** Start **
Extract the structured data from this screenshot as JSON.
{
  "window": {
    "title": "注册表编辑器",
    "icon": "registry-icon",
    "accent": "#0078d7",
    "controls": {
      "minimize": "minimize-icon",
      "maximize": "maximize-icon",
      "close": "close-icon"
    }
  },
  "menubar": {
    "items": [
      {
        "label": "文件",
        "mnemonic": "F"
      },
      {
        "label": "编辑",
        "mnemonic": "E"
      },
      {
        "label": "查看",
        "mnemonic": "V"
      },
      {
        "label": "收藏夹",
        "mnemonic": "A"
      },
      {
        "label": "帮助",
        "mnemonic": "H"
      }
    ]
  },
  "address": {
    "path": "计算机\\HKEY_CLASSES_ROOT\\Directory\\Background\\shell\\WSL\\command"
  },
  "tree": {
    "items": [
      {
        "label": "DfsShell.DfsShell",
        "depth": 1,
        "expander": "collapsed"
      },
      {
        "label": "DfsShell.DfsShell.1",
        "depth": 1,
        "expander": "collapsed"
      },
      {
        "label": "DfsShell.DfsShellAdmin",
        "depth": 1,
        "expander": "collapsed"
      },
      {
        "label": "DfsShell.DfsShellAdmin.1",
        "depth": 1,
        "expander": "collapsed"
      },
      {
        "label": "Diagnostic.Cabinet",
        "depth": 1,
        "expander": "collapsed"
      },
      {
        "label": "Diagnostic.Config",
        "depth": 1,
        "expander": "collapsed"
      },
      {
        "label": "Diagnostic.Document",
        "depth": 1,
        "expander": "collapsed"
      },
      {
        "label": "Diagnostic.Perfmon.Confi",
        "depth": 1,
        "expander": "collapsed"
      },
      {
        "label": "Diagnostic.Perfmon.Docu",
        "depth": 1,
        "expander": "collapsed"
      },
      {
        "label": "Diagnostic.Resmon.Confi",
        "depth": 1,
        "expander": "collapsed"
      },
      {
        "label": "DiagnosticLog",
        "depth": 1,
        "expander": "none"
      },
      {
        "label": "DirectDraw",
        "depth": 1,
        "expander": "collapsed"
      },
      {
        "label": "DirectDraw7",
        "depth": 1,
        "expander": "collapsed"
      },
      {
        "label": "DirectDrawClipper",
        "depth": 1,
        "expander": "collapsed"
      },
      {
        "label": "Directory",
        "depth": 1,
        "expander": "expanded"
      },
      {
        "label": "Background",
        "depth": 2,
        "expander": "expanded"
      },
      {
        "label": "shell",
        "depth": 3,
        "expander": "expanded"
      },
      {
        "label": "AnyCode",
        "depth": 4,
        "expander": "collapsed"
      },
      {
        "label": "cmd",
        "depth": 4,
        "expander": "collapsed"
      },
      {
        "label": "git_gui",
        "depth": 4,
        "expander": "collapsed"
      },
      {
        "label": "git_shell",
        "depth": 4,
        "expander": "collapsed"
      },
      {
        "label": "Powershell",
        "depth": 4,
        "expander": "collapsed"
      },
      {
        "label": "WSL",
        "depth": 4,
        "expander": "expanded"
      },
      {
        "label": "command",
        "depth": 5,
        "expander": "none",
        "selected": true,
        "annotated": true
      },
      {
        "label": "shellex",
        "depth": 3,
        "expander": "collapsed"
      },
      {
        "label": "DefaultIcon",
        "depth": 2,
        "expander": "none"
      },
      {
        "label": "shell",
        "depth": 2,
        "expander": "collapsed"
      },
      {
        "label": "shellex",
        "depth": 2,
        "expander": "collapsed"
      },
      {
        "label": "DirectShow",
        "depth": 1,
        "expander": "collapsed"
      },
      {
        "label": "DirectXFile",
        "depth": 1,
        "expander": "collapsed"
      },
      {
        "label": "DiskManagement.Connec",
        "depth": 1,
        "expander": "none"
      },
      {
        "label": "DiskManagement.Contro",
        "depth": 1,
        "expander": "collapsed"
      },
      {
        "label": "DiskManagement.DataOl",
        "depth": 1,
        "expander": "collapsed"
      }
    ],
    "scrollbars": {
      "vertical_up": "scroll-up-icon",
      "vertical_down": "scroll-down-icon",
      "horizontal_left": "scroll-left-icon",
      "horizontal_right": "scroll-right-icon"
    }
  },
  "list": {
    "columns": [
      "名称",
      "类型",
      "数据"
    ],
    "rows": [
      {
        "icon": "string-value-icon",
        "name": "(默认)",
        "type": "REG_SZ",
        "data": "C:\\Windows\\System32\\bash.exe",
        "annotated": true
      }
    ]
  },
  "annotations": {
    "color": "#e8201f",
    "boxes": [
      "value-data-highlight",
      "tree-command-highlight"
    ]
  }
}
** End **
Your task. Copy each line above containing the string "DfsShell".

The solution.
        "label": "DfsShell.DfsShell",
        "label": "DfsShell.DfsShell.1",
        "label": "DfsShell.DfsShellAdmin",
        "label": "DfsShell.DfsShellAdmin.1",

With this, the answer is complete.